> YOUR INSTRUCTIONS: Pick out each line of the records that includes the string "event", and copy it.

[Excerpt from a dataset]
▼

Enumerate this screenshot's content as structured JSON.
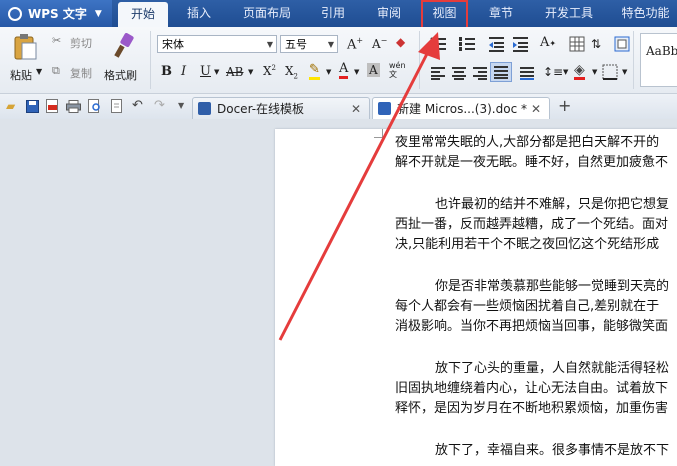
{
  "app": {
    "name": "WPS 文字"
  },
  "menu": {
    "tabs": [
      "开始",
      "插入",
      "页面布局",
      "引用",
      "审阅",
      "视图",
      "章节",
      "开发工具",
      "特色功能"
    ]
  },
  "ribbon": {
    "paste": "粘贴",
    "cut": "剪切",
    "copy": "复制",
    "format_painter": "格式刷",
    "font_name": "宋体",
    "font_size": "五号",
    "style_preview": "AaBb"
  },
  "tabs": [
    {
      "label": "Docer-在线模板"
    },
    {
      "label": "新建 Micros...(3).doc *"
    }
  ],
  "document": {
    "paragraphs": [
      {
        "lines": [
          "夜里常常失眠的人,大部分都是把白天解不开的",
          "解不开就是一夜无眠。睡不好，自然更加疲惫不"
        ]
      },
      {
        "lines": [
          "也许最初的结并不难解，只是你把它想复",
          "西扯一番，反而越弄越糟，成了一个死结。面对",
          "决,只能利用若干个不眠之夜回忆这个死结形成"
        ]
      },
      {
        "lines": [
          "你是否非常羡慕那些能够一觉睡到天亮的",
          "每个人都会有一些烦恼困扰着自己,差别就在于",
          "消极影响。当你不再把烦恼当回事，能够微笑面"
        ]
      },
      {
        "lines": [
          "放下了心头的重量，人自然就能活得轻松",
          "旧固执地缠绕着内心，让心无法自由。试着放下",
          "释怀，是因为岁月在不断地积累烦恼，加重伤害"
        ]
      },
      {
        "lines": [
          "放下了，幸福自来。很多事情不是放不下"
        ]
      }
    ]
  },
  "colors": {
    "menubar": "#1f4d92",
    "highlight": "#e53c3c",
    "arrow": "#e53c3c"
  }
}
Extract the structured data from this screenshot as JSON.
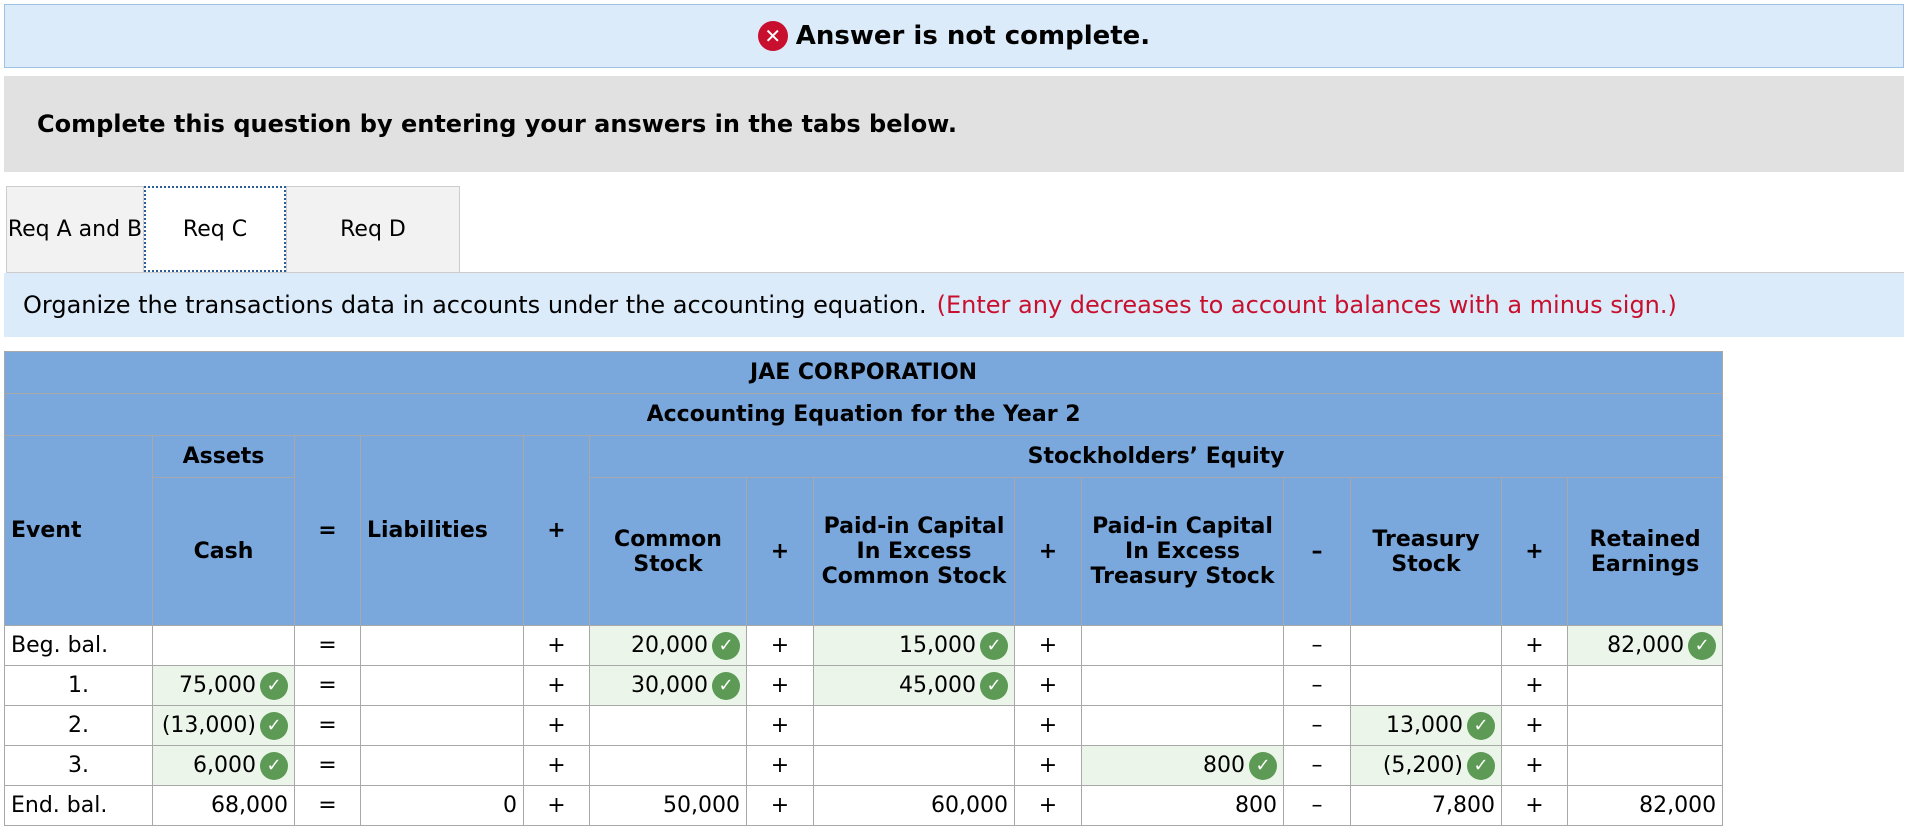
{
  "banner": {
    "text": "Answer is not complete."
  },
  "question": {
    "text": "Complete this question by entering your answers in the tabs below."
  },
  "tabs": [
    {
      "label": "Req A and B"
    },
    {
      "label": "Req C"
    },
    {
      "label": "Req D"
    }
  ],
  "instructions": {
    "main": "Organize the transactions data in accounts under the accounting equation.",
    "note": "(Enter any decreases to account balances with a minus sign.)"
  },
  "table": {
    "company": "JAE CORPORATION",
    "subtitle": "Accounting Equation for the Year 2",
    "assets_header": "Assets",
    "equity_header": "Stockholders’ Equity",
    "columns": {
      "event": "Event",
      "cash": "Cash",
      "liabilities": "Liabilities",
      "common_stock": "Common Stock",
      "pic_common": "Paid-in Capital In Excess Common Stock",
      "pic_treasury": "Paid-in Capital In Excess Treasury Stock",
      "treasury": "Treasury Stock",
      "retained": "Retained Earnings"
    },
    "operators": {
      "eq": "=",
      "plus": "+",
      "minus": "–"
    },
    "rows": [
      {
        "event": "Beg. bal.",
        "cash": "",
        "liabilities": "",
        "common_stock": "20,000",
        "pic_common": "15,000",
        "pic_treasury": "",
        "treasury": "",
        "retained": "82,000"
      },
      {
        "event": "1.",
        "cash": "75,000",
        "liabilities": "",
        "common_stock": "30,000",
        "pic_common": "45,000",
        "pic_treasury": "",
        "treasury": "",
        "retained": ""
      },
      {
        "event": "2.",
        "cash": "(13,000)",
        "liabilities": "",
        "common_stock": "",
        "pic_common": "",
        "pic_treasury": "",
        "treasury": "13,000",
        "retained": ""
      },
      {
        "event": "3.",
        "cash": "6,000",
        "liabilities": "",
        "common_stock": "",
        "pic_common": "",
        "pic_treasury": "800",
        "treasury": "(5,200)",
        "retained": ""
      },
      {
        "event": "End. bal.",
        "cash": "68,000",
        "liabilities": "0",
        "common_stock": "50,000",
        "pic_common": "60,000",
        "pic_treasury": "800",
        "treasury": "7,800",
        "retained": "82,000"
      }
    ]
  },
  "icons": {
    "error": "x-circle-icon",
    "correct": "check-circle-icon"
  },
  "colors": {
    "header_bg": "#7aa7dc",
    "error_red": "#c8102e",
    "check_green": "#5c9a55",
    "banner_bg": "#dcebf9"
  }
}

▲

> SOLUTION TO THIS EXERCISE:
      "event": "Event",
        "event": "Beg. bal.",
        "event": "1.",
        "event": "2.",
        "event": "3.",
        "event": "End. bal.",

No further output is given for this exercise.